::: Records for the task
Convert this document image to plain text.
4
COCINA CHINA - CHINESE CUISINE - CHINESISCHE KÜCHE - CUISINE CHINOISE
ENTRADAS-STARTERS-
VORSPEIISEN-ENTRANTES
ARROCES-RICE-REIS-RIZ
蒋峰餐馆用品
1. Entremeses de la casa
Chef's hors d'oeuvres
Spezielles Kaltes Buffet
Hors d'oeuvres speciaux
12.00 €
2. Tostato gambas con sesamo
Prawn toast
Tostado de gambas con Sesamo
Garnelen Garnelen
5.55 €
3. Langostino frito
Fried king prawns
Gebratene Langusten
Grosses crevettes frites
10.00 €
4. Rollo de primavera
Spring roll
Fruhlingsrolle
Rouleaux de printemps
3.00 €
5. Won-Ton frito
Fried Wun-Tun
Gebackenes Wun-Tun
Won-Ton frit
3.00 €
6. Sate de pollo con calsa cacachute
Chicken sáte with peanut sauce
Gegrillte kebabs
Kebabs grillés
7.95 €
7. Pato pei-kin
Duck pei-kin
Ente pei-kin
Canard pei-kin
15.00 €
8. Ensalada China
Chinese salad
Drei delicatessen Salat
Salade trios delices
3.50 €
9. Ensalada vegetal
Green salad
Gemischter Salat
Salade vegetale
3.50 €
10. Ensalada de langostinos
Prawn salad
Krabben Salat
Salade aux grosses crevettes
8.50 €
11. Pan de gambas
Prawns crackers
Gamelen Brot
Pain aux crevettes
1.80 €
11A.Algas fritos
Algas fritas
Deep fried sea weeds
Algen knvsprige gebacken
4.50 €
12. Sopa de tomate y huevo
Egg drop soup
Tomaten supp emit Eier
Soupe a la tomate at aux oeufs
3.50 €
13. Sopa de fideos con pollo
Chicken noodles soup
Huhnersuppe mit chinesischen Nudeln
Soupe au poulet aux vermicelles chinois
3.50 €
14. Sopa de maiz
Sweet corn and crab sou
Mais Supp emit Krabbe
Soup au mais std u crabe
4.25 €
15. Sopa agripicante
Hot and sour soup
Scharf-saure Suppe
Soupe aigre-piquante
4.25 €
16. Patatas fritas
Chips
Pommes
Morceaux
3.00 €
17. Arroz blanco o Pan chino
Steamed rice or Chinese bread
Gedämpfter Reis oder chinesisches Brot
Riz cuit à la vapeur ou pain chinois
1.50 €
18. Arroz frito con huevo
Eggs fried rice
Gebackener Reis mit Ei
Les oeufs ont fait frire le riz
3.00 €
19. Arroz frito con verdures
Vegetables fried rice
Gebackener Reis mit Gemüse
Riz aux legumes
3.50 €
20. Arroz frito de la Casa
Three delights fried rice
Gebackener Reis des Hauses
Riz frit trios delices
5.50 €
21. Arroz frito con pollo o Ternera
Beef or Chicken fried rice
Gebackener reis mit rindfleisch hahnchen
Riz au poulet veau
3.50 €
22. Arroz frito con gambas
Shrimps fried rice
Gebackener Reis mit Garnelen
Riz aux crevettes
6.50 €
::::::
> [Short problem]
Read the entries and select each line where the word "Sopa" is found.

> [Exercise result]
12. Sopa de tomate y huevo
13. Sopa de fideos con pollo
14. Sopa de maiz
15. Sopa agripicante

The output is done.